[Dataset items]
— start —
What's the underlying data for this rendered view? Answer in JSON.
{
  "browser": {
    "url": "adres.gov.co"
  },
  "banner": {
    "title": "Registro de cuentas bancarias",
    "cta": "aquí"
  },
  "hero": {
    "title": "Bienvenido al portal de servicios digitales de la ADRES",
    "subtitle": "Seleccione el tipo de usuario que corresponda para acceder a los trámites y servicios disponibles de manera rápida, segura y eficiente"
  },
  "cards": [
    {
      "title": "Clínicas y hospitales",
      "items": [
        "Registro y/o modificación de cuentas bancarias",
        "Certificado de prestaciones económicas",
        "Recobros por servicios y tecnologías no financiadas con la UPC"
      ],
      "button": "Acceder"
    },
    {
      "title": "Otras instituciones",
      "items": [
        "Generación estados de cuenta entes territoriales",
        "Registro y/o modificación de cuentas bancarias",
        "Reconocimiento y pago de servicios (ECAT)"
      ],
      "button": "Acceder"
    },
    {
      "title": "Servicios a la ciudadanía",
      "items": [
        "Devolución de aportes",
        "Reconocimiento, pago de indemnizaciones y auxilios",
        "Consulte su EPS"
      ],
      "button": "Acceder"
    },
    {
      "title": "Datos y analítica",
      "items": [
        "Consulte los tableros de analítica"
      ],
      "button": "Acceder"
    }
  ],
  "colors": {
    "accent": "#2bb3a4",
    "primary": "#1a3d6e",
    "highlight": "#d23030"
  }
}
— end —
__GIVEN REQUEST__: From the listing above, copy every line that holds the string "Reconocimiento".

__RESULT FOR THIS TASK__:
        "Reconocimiento y pago de servicios (ECAT)"
        "Reconocimiento, pago de indemnizaciones y auxilios",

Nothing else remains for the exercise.